**Goal**
Look through the material below and count the lines with the string "students". Report only the count.

(Records from a data source)
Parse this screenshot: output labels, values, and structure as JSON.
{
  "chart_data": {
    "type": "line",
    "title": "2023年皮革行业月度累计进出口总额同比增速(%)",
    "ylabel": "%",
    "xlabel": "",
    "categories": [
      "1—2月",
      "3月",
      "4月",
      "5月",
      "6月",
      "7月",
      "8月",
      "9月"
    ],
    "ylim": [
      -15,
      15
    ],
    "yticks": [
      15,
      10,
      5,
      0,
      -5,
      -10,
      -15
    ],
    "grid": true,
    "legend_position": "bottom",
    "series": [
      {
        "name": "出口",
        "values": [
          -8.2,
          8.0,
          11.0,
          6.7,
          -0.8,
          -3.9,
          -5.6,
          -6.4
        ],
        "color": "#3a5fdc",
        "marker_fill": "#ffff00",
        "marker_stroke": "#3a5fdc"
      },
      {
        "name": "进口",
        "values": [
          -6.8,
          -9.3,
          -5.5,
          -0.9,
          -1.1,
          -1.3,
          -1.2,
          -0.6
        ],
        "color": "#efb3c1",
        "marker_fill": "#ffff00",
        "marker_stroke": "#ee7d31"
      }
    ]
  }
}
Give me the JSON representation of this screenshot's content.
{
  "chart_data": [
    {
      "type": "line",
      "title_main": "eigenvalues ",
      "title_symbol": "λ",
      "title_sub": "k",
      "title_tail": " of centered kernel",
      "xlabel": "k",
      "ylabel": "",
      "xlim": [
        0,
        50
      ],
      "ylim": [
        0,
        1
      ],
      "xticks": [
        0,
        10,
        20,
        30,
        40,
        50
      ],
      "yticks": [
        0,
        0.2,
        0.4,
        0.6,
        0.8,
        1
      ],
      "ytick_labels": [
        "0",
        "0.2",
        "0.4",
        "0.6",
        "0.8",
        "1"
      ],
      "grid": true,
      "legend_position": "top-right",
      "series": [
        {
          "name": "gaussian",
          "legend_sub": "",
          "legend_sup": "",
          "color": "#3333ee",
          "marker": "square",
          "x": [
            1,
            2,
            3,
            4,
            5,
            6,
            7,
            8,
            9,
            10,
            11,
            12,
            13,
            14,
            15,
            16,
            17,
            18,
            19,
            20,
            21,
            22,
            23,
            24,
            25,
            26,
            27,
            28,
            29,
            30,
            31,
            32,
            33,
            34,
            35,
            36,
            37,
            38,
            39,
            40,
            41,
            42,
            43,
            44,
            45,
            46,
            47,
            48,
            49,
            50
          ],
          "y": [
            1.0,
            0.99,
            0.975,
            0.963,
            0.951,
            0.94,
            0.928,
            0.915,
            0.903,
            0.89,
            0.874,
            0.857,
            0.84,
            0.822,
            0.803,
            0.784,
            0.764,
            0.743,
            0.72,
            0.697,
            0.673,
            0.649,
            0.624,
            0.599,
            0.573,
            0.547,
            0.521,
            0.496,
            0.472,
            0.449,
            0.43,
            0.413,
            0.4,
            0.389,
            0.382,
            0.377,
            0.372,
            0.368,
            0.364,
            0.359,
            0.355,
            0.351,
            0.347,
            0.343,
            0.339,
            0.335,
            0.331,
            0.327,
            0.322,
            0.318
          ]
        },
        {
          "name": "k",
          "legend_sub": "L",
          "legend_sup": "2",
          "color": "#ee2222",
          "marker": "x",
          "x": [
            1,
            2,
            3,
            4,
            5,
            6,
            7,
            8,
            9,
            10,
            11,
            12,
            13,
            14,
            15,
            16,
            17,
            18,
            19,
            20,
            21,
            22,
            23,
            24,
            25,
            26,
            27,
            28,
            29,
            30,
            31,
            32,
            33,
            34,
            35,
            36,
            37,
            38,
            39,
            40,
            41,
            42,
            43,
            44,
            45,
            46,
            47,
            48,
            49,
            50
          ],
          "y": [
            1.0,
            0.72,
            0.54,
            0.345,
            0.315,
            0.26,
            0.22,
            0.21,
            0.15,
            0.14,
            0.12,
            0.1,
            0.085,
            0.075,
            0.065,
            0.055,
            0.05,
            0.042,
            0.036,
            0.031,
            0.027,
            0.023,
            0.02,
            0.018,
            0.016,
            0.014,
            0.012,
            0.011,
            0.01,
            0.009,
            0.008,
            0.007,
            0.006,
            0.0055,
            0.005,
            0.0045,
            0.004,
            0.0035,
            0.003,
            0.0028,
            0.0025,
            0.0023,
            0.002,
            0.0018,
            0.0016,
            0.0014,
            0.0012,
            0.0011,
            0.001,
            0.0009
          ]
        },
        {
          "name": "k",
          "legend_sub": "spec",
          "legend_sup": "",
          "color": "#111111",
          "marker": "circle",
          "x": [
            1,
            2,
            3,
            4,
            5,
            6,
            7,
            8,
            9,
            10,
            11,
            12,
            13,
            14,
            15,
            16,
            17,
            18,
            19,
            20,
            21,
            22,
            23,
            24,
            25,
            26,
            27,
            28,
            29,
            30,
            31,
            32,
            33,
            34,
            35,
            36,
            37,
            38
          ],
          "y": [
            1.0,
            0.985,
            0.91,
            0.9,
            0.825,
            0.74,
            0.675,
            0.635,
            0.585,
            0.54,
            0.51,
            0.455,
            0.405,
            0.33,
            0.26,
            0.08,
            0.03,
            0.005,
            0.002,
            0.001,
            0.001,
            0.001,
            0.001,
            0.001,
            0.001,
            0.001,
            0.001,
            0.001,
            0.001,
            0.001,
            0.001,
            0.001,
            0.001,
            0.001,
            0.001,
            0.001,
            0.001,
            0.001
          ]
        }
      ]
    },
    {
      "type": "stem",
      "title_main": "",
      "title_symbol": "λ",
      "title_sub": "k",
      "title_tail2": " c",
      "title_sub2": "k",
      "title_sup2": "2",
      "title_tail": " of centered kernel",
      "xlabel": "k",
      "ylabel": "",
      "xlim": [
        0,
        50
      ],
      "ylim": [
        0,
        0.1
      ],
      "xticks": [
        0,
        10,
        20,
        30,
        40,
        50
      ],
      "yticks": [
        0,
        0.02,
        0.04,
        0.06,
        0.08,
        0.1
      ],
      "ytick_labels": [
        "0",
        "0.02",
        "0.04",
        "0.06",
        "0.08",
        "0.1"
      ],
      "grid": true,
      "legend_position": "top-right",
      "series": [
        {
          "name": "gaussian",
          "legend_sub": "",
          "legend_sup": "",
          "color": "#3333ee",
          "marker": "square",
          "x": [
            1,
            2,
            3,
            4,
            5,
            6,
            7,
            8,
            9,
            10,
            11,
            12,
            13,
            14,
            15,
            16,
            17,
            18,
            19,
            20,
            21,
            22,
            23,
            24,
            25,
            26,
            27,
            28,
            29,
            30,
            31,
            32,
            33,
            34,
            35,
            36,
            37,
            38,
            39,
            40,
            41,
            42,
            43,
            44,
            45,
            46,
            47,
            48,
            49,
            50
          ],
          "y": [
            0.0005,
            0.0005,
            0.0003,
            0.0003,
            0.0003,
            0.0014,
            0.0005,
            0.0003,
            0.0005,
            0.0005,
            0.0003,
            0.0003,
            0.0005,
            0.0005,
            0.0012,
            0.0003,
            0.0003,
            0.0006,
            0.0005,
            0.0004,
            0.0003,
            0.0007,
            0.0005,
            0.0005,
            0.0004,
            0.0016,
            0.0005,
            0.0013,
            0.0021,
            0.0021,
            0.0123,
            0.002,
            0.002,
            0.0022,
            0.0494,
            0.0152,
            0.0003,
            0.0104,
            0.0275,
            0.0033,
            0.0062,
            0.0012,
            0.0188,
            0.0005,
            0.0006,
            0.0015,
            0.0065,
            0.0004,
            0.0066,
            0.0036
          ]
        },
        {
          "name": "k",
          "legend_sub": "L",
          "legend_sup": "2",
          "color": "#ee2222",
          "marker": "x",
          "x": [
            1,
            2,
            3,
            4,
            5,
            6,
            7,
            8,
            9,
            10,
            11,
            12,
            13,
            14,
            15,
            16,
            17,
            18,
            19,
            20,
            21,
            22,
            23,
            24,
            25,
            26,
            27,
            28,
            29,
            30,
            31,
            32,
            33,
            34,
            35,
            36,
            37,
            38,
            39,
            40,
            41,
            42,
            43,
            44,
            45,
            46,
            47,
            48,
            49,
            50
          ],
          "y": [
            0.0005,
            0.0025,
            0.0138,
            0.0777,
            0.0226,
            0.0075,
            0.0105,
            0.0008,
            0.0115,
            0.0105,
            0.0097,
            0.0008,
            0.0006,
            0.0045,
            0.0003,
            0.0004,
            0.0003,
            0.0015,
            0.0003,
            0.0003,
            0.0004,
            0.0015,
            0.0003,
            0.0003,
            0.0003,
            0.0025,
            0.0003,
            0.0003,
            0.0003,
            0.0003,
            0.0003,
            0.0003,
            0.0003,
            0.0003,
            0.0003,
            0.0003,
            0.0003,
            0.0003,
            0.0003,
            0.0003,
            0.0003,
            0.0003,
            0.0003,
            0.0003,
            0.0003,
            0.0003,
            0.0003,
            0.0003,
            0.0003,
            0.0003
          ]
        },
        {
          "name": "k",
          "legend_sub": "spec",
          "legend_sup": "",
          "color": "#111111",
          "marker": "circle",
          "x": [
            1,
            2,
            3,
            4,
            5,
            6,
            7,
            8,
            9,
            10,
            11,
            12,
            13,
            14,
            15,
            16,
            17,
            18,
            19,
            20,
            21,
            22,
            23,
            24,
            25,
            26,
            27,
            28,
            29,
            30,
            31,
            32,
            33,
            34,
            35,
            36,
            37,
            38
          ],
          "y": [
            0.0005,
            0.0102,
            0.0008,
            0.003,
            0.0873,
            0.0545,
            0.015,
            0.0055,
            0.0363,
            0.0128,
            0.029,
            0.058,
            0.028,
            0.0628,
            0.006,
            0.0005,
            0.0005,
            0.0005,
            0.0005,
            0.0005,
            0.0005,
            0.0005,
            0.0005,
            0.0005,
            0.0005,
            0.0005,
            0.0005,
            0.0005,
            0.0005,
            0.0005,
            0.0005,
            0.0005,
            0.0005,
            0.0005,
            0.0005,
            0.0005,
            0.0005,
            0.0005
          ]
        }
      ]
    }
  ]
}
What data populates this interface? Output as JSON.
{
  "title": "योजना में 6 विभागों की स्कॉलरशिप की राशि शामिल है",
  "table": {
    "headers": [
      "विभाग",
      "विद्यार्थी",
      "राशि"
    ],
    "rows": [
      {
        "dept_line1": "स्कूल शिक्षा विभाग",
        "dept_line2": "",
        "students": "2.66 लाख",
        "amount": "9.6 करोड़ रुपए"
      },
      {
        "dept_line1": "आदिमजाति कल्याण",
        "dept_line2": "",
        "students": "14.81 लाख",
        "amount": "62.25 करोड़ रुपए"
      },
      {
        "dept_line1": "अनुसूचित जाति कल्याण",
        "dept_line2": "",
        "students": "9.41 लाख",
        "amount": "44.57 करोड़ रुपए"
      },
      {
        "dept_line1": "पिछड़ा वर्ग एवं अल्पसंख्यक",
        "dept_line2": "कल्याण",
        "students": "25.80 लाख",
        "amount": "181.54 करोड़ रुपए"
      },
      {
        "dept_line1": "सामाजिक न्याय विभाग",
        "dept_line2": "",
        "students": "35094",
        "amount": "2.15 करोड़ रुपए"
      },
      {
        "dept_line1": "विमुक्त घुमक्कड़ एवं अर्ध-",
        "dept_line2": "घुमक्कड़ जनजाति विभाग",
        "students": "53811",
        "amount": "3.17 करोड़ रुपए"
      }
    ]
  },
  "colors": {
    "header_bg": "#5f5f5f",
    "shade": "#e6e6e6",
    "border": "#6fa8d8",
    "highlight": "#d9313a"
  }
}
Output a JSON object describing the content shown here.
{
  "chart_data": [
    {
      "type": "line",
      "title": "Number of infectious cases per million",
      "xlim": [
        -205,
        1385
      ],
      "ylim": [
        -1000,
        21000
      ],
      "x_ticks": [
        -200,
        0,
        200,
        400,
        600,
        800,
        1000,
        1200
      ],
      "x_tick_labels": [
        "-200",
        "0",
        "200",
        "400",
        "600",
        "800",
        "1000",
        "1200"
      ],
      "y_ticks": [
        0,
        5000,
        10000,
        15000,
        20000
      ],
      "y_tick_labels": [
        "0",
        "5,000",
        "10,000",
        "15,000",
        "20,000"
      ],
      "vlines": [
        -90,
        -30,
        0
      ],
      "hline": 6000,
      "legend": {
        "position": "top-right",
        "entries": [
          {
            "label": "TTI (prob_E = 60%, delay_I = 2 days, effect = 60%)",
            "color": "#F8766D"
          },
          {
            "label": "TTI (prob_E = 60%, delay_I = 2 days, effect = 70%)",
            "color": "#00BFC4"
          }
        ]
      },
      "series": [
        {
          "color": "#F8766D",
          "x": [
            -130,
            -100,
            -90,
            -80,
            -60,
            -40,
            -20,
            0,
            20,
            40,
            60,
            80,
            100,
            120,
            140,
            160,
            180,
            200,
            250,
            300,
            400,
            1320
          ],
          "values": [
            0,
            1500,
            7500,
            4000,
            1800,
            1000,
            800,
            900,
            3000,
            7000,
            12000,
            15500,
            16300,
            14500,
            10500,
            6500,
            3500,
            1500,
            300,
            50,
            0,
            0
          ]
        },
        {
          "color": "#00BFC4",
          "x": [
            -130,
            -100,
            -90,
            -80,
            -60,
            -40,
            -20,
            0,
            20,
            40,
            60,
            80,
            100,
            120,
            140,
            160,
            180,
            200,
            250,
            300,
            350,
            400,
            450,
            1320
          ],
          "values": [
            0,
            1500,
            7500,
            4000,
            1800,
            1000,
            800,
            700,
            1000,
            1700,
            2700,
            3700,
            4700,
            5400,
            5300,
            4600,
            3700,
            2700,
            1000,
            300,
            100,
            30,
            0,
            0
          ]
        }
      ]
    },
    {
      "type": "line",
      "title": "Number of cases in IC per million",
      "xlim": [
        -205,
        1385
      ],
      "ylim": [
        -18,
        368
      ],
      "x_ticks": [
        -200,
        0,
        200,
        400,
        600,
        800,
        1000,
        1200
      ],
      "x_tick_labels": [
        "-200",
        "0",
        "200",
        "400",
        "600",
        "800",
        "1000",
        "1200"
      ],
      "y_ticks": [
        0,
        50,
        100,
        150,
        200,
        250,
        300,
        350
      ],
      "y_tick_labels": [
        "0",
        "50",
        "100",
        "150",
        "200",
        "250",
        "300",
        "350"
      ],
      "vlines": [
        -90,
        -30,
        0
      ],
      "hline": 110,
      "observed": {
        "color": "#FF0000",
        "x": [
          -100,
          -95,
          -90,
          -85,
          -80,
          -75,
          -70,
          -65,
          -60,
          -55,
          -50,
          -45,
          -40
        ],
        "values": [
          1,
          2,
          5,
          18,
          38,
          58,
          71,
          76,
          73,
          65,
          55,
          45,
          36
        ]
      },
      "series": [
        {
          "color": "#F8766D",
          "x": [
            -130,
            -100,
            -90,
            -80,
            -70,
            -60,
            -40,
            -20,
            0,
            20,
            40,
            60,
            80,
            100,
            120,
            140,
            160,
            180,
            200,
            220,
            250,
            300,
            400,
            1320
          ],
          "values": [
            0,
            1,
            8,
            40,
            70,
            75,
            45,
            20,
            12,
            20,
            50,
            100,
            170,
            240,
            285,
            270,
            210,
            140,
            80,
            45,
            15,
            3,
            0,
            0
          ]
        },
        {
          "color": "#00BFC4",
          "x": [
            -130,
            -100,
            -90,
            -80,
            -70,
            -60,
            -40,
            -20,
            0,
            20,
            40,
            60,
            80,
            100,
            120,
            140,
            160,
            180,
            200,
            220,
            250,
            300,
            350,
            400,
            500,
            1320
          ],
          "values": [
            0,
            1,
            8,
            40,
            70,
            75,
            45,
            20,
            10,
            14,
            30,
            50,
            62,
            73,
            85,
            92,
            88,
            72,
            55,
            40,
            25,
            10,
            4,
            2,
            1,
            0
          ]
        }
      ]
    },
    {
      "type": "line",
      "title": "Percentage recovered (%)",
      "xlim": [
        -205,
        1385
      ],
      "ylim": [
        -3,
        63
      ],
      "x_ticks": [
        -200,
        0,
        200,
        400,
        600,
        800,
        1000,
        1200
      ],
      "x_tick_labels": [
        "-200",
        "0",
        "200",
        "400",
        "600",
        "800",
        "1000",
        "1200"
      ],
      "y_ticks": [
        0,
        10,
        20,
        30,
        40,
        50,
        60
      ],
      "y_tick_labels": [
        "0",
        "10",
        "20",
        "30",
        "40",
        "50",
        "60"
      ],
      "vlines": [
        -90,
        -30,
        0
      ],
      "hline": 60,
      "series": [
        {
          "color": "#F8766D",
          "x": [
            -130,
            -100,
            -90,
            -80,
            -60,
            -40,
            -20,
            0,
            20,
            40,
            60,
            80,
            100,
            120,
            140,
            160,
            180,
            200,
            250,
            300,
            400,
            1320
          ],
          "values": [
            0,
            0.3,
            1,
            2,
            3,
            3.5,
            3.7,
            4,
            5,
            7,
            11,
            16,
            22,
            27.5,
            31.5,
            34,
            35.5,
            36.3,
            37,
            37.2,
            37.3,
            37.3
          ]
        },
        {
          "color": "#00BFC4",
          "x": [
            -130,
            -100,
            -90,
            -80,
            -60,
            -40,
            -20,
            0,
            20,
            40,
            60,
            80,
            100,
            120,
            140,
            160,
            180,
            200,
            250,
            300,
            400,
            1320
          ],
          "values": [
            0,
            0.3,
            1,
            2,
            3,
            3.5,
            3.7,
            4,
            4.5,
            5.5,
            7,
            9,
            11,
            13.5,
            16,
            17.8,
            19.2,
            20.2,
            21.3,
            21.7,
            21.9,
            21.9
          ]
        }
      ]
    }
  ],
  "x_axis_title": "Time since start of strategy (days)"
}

**The reply**
6